Dataset listings of figures:

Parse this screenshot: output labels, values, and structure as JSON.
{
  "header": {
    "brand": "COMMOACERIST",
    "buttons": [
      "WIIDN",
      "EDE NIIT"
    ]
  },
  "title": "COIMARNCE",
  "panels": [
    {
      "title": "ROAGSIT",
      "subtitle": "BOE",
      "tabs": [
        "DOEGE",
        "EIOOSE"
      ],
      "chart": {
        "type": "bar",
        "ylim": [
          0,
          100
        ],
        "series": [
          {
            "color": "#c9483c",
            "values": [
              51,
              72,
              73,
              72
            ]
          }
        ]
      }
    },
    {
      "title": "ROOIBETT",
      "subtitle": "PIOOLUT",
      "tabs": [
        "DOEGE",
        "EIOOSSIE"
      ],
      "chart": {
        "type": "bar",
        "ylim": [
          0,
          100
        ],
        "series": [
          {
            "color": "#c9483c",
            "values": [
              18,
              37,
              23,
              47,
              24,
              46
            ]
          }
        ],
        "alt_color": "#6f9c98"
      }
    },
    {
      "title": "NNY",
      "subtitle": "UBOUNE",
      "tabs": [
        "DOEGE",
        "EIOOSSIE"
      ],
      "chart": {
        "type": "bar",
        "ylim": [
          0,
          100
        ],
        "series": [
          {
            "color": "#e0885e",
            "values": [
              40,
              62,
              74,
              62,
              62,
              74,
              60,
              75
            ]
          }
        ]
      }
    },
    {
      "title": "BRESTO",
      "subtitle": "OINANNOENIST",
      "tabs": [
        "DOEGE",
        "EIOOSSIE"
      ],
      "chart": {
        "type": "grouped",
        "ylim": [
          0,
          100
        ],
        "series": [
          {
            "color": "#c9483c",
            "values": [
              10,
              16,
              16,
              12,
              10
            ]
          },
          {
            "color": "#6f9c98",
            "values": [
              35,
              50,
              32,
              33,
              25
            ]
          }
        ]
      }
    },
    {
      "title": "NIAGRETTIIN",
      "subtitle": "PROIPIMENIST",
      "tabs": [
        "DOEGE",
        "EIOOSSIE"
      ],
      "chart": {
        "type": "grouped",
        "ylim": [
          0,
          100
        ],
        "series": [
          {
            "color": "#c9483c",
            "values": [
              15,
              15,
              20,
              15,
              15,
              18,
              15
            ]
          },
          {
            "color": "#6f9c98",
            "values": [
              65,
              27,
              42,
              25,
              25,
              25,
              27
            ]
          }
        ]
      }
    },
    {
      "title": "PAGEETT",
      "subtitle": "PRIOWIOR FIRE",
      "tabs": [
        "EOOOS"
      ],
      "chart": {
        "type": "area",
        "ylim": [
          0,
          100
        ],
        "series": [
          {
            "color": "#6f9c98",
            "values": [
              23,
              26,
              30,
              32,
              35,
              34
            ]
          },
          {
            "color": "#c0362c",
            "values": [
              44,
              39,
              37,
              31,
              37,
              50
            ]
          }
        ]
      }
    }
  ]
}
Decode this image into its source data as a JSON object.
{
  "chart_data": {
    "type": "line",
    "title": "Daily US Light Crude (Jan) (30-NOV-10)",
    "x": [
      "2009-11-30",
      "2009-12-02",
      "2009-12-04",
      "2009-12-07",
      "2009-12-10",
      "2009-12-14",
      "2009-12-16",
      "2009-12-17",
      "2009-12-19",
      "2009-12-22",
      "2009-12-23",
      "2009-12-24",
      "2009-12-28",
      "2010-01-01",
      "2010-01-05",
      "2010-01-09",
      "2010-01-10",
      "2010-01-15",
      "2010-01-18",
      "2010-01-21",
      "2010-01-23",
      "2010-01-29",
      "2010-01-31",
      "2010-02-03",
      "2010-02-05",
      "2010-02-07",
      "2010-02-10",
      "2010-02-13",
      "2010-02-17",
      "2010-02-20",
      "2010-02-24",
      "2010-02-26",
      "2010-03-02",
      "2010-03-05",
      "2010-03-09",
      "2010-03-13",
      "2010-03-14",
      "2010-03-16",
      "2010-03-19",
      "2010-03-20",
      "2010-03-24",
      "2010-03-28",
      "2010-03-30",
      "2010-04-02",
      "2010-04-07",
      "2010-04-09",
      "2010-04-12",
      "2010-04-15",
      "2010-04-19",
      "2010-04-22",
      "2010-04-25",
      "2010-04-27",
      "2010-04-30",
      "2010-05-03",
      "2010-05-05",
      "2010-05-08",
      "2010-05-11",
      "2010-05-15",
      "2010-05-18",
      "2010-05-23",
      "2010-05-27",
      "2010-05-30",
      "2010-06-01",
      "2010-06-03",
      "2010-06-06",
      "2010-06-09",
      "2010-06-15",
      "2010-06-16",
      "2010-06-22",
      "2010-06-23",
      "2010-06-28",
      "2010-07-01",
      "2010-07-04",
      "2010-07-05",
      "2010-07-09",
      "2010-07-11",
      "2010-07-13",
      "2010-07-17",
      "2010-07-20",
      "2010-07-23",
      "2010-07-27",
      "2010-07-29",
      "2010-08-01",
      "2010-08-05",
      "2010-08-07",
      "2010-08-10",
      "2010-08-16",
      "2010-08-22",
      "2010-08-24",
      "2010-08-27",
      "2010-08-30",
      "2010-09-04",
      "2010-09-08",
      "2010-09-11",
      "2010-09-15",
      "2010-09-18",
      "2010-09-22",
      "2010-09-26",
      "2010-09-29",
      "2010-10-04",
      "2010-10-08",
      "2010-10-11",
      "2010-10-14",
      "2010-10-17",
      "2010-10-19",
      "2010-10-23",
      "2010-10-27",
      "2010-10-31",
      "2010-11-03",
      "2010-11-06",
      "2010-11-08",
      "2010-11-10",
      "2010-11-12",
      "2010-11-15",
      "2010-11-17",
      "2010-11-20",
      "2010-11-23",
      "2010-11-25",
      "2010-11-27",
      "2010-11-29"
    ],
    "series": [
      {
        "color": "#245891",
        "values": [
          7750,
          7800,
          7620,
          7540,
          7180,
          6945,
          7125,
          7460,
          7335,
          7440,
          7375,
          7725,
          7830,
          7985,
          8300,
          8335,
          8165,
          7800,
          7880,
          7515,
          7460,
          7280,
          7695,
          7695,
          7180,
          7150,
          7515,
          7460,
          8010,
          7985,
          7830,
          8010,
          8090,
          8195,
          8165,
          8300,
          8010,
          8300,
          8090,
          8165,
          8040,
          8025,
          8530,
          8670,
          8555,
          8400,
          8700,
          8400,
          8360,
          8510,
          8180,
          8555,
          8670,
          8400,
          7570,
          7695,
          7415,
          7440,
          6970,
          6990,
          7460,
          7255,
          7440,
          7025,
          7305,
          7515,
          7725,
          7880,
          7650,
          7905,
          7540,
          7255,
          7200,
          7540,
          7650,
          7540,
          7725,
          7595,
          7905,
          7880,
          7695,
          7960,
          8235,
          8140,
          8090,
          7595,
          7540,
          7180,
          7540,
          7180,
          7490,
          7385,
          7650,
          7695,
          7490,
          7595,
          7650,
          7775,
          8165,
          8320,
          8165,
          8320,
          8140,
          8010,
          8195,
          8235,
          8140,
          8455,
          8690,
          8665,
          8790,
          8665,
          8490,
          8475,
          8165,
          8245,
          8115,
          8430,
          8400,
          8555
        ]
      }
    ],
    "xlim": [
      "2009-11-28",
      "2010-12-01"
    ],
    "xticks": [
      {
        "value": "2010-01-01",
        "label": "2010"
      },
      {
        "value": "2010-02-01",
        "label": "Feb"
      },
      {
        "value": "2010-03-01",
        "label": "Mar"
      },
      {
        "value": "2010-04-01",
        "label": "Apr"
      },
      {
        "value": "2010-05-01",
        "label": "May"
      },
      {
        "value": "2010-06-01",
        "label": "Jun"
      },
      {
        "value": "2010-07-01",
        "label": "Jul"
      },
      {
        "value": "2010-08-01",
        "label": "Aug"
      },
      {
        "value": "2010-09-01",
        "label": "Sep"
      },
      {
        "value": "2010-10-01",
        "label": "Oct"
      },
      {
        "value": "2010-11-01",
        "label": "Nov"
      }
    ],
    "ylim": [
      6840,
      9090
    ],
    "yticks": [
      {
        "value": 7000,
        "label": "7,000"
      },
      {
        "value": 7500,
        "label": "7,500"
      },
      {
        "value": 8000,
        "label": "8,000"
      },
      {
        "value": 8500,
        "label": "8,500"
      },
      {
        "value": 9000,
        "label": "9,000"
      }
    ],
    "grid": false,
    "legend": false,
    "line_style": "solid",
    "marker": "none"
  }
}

__Task brief__. In the records above, locate each line with the word "JSON". Copy all such lines.

__The solution__.
Parse this screenshot: output labels, values, and structure as JSON.
Decode this image into its source data as a JSON object.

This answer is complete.